What is asked: Return all lines with the word "color" in them.
+-------+
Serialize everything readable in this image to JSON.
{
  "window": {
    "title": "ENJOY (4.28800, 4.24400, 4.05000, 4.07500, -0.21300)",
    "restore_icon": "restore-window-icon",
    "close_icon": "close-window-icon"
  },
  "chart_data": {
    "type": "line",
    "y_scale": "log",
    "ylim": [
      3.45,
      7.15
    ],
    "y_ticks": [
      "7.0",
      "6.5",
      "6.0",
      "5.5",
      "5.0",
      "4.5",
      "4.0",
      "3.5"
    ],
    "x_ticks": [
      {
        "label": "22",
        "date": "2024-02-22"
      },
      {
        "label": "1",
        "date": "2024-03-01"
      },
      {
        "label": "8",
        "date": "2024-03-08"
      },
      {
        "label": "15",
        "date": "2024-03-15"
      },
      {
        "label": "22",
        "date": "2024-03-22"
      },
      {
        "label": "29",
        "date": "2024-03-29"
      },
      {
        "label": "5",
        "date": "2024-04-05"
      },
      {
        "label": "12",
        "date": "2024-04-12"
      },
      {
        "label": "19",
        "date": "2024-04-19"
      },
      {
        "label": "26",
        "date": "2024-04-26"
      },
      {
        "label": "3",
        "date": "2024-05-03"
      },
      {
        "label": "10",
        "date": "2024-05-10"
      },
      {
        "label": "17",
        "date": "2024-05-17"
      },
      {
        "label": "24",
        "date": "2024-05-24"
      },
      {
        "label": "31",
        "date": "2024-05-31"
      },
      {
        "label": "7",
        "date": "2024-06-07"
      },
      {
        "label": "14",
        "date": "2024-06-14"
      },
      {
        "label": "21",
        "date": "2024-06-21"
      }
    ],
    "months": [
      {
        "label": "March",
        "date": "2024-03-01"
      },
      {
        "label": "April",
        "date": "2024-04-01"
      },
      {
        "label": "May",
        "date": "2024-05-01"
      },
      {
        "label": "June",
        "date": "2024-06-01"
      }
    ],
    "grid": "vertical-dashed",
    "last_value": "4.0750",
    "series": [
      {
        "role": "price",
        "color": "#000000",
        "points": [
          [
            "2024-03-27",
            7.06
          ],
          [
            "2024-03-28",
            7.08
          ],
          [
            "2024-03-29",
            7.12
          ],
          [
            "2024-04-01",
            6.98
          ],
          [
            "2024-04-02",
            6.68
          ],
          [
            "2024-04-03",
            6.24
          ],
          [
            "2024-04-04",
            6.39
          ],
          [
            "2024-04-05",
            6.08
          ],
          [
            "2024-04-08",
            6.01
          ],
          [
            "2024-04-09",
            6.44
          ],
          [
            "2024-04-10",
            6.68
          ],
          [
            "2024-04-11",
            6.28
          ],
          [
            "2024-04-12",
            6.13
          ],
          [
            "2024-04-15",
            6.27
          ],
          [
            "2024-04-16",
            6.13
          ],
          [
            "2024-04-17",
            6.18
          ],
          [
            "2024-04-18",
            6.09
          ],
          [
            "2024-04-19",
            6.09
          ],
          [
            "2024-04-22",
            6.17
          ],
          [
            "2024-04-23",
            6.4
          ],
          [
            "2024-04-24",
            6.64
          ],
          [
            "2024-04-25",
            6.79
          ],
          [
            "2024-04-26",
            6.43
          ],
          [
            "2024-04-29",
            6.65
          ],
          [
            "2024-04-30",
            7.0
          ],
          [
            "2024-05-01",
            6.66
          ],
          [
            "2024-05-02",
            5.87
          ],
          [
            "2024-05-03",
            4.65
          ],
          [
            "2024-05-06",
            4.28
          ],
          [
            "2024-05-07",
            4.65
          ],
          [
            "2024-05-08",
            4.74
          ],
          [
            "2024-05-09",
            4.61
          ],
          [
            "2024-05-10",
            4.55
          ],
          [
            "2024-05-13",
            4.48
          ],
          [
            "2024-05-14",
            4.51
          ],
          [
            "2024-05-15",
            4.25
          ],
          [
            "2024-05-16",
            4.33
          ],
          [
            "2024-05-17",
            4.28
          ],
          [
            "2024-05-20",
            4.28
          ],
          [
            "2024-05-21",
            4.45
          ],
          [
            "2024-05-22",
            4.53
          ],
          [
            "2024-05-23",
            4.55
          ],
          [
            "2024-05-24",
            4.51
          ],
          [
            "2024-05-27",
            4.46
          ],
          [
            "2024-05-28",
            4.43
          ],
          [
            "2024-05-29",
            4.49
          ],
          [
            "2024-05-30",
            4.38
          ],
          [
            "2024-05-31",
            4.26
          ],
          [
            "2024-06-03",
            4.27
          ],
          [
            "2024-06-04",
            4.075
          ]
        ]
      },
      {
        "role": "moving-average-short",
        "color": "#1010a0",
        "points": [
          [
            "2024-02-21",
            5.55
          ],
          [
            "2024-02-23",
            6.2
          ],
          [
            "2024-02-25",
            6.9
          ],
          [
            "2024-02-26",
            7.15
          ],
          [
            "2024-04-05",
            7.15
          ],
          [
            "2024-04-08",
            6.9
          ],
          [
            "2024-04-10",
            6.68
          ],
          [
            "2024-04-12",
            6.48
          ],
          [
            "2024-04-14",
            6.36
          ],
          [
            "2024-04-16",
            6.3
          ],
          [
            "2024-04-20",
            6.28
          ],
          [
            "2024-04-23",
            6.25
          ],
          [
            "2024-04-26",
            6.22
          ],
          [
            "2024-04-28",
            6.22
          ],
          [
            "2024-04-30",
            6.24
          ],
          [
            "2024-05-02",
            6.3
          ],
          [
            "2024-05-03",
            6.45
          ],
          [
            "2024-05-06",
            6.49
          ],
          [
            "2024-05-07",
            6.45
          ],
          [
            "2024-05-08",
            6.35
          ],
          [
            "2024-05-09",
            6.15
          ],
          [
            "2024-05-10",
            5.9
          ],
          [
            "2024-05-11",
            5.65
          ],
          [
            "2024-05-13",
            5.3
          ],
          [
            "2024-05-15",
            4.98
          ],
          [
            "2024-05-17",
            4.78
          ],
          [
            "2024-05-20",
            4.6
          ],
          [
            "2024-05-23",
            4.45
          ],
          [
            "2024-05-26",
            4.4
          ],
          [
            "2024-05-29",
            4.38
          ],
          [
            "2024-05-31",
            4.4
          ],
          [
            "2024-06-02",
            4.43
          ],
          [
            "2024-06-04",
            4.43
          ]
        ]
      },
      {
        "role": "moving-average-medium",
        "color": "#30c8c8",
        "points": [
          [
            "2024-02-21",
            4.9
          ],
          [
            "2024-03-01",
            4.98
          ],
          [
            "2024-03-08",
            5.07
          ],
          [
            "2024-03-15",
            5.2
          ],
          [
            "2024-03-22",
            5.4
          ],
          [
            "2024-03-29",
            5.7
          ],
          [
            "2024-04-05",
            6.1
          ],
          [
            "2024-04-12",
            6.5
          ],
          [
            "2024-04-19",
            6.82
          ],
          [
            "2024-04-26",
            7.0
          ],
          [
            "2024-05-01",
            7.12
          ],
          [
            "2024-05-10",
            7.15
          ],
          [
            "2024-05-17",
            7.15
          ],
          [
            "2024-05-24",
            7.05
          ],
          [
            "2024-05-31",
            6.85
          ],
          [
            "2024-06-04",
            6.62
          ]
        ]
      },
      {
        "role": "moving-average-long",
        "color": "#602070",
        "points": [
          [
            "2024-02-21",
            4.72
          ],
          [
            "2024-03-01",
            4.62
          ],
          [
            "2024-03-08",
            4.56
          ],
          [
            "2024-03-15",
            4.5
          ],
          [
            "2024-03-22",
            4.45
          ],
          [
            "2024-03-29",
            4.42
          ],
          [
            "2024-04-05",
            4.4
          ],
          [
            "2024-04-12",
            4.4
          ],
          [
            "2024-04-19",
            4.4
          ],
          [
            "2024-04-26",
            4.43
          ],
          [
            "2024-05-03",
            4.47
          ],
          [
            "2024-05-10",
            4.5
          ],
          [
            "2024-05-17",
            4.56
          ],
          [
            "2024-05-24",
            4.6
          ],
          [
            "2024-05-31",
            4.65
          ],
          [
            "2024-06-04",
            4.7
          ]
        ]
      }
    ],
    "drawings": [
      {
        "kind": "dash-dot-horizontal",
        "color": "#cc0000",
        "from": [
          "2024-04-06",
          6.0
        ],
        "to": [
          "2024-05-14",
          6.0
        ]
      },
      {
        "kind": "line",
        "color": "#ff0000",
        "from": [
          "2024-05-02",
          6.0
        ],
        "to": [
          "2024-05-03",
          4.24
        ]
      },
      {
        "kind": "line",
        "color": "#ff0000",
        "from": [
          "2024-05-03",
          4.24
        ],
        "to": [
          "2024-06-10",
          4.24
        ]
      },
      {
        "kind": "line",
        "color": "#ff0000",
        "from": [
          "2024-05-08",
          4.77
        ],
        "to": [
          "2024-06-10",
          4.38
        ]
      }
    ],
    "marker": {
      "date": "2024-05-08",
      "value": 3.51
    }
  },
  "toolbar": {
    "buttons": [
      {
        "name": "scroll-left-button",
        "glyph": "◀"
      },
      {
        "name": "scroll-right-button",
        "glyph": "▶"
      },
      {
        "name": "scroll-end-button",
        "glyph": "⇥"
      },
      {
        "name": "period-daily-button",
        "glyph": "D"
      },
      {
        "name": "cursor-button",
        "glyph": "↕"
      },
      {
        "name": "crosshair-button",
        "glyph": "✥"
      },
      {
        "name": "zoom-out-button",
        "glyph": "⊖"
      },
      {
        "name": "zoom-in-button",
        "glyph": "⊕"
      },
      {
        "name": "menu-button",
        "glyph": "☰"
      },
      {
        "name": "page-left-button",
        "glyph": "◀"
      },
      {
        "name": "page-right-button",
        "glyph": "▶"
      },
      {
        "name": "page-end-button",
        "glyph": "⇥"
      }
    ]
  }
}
+-------+
Reply:
        "color": "#000000",
        "color": "#1010a0",
        "color": "#30c8c8",
        "color": "#602070",
        "color": "#cc0000",
        "color": "#ff0000",
        "color": "#ff0000",
        "color": "#ff0000",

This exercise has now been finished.